**Required action**
From the entries below, copy out all lines holding "Juli".

(Stored entries)
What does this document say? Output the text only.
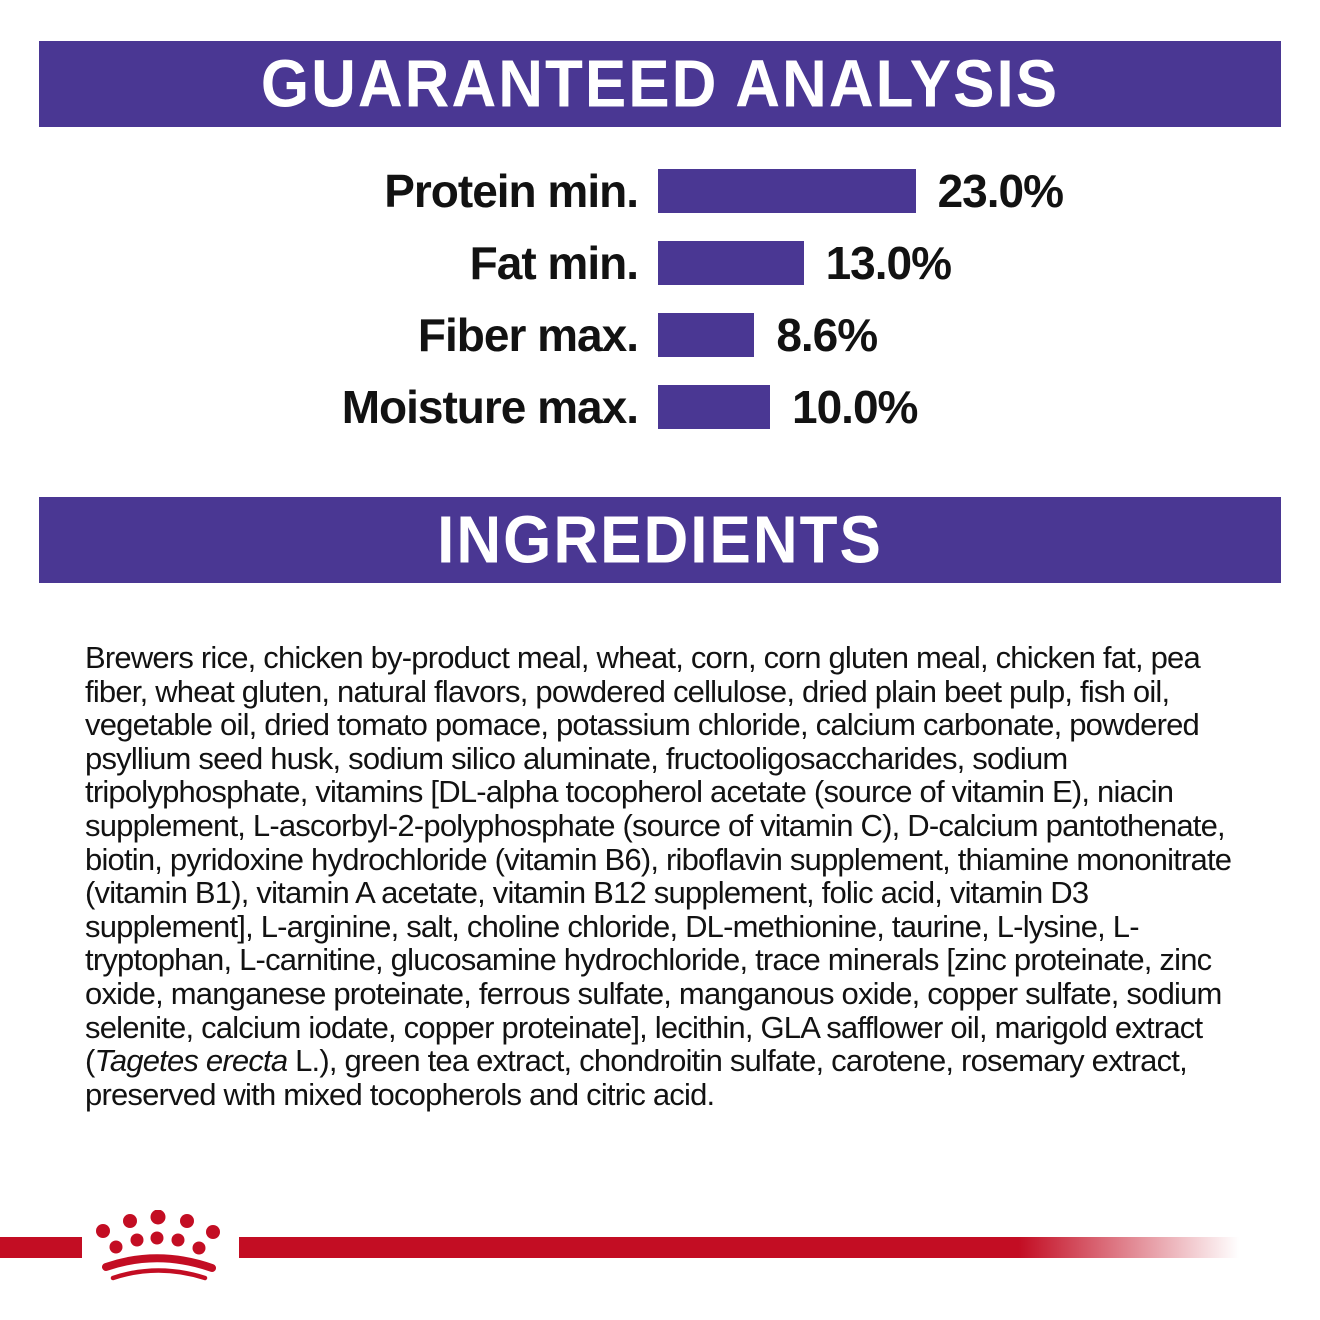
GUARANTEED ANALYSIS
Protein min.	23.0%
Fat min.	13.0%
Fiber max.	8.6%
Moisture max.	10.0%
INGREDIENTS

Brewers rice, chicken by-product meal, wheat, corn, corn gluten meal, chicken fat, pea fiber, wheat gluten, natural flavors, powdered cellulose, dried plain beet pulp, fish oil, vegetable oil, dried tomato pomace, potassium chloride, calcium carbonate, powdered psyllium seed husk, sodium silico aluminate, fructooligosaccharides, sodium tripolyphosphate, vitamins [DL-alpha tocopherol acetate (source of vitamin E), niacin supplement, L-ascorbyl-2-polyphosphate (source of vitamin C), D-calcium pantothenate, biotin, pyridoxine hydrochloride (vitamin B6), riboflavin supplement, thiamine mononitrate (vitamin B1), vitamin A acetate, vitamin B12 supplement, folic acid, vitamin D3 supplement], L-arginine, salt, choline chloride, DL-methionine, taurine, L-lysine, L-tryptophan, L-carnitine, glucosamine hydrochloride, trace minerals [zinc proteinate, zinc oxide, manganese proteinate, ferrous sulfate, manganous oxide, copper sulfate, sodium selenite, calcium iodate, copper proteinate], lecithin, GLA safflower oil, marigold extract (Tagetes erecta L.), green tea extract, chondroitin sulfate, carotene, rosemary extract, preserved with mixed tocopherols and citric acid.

--

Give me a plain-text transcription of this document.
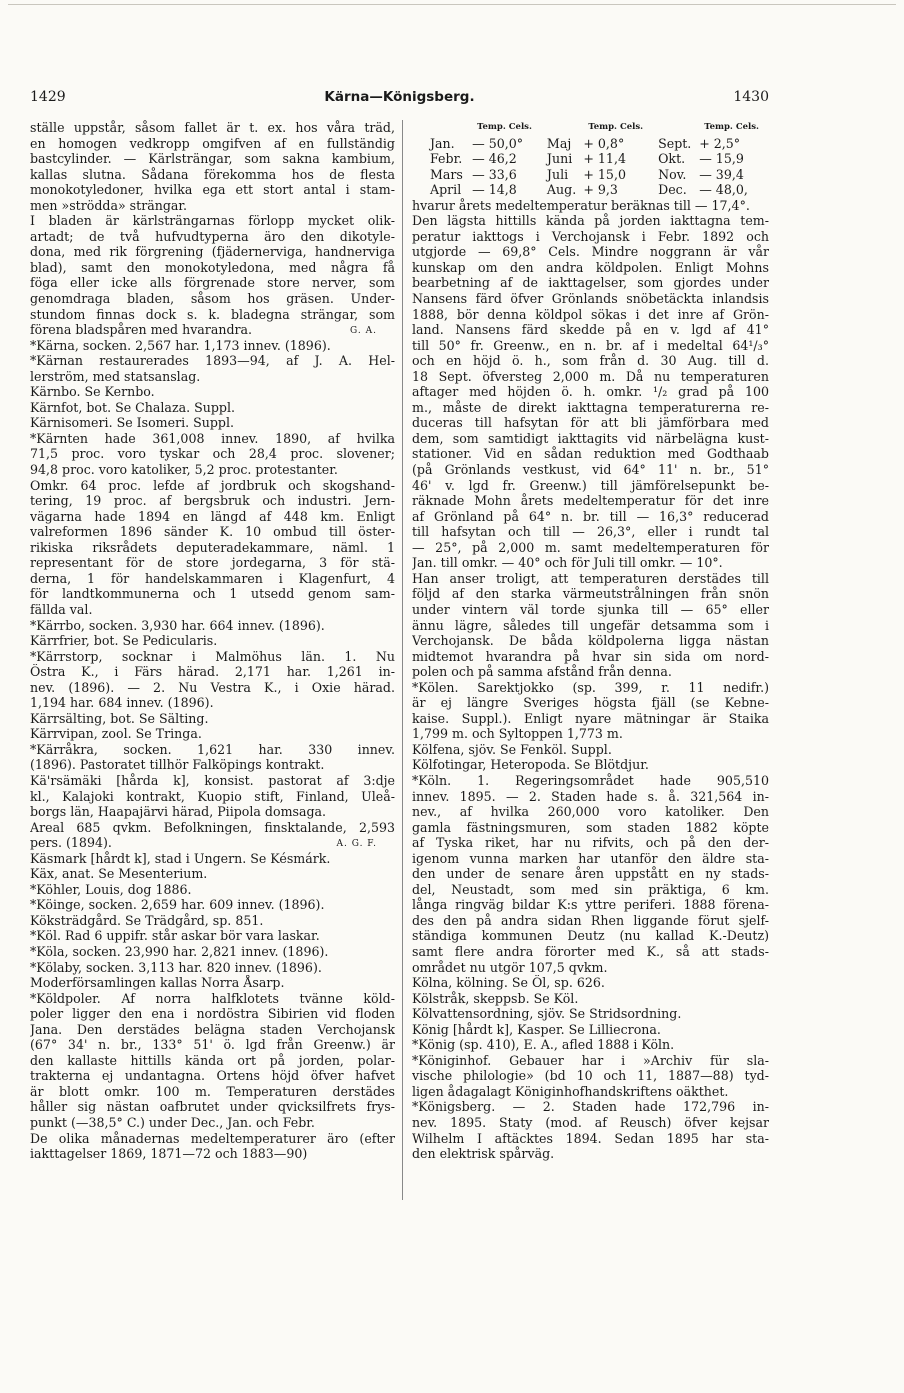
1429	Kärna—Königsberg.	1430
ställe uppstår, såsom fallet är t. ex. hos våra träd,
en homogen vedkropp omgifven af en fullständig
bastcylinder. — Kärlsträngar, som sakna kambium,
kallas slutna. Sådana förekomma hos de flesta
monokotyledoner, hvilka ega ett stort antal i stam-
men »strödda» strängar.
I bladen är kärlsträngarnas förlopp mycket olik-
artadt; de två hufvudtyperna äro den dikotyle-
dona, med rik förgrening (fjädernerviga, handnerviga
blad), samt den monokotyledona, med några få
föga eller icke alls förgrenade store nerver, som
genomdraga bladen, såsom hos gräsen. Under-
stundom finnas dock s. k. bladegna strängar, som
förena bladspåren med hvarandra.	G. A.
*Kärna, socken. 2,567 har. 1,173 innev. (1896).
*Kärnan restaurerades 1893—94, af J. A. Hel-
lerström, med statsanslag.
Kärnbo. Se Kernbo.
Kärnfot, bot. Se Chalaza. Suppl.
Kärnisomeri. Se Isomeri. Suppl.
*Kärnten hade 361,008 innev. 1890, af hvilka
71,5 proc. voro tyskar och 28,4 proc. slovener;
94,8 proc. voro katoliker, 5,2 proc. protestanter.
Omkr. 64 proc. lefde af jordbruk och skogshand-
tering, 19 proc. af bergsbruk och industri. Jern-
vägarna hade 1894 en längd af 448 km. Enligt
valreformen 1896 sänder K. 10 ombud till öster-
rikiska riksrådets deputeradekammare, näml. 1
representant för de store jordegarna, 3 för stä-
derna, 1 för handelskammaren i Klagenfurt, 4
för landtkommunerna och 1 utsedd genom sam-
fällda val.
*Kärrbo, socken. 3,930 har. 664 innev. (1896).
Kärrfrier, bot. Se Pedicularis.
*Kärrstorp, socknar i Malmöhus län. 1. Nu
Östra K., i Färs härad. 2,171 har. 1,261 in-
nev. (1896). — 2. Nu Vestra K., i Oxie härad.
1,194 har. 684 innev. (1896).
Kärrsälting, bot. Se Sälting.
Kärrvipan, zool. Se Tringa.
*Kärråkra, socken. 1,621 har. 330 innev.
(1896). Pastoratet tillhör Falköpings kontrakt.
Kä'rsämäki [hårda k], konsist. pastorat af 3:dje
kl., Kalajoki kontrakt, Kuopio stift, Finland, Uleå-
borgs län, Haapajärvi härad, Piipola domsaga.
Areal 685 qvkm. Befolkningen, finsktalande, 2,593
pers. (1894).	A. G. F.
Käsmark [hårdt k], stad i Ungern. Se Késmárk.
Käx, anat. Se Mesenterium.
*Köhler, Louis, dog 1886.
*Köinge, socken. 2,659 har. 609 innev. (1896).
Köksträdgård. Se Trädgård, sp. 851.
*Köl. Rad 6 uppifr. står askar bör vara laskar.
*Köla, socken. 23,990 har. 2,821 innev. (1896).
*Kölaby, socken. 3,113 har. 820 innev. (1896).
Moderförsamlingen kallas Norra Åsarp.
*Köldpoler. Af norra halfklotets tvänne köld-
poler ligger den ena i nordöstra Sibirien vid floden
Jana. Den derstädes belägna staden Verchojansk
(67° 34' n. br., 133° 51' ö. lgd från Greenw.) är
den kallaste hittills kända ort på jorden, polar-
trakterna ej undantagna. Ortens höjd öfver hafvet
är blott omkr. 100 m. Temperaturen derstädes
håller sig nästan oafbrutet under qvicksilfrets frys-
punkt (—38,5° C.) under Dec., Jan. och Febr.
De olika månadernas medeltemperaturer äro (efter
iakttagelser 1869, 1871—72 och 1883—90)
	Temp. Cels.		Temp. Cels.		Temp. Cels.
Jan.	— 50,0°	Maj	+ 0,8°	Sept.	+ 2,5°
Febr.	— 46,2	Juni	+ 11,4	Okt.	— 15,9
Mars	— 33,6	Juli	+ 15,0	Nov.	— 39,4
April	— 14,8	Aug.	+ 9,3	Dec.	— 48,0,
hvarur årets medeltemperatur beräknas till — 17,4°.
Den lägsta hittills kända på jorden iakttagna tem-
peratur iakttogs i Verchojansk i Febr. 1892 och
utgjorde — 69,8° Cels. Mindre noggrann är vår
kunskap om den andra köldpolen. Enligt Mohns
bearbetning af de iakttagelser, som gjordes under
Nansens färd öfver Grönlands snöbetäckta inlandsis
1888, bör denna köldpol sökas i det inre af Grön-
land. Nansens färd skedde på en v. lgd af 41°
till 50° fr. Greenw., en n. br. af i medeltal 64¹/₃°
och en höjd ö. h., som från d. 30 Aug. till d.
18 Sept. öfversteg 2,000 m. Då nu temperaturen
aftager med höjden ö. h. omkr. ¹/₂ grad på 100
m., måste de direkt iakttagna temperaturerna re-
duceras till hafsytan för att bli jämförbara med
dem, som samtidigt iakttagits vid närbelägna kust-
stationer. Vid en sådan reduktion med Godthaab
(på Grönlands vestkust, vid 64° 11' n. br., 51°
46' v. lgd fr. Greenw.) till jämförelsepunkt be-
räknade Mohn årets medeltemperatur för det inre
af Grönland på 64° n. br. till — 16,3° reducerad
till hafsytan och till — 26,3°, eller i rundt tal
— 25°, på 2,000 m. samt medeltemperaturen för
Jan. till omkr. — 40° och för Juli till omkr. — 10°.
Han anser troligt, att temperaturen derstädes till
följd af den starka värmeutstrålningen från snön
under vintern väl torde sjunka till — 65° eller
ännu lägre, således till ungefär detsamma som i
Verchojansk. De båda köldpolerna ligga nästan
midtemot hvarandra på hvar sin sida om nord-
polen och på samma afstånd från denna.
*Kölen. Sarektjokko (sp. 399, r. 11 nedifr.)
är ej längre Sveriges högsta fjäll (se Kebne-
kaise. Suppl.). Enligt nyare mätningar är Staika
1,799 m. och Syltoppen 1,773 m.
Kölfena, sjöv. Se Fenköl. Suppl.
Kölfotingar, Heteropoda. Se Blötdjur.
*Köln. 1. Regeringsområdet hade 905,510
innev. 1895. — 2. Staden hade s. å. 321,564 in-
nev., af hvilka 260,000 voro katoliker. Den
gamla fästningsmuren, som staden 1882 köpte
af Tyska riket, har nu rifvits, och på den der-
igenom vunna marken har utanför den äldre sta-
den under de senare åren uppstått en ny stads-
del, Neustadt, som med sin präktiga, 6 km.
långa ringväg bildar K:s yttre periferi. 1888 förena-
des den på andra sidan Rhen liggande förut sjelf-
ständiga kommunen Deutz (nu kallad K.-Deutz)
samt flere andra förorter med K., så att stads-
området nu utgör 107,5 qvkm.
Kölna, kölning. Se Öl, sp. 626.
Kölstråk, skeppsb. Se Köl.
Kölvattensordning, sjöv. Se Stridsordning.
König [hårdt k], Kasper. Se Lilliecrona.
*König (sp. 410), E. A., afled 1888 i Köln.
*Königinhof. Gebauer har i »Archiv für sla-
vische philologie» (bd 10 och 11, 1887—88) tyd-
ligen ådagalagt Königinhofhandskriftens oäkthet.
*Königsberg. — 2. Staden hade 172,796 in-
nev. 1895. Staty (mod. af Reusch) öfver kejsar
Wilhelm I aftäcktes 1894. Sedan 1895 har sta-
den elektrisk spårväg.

**Written response**
Mars	— 33,6	Juli	+ 15,0	Nov.	— 39,4
Jan. till omkr. — 40° och för Juli till omkr. — 10°.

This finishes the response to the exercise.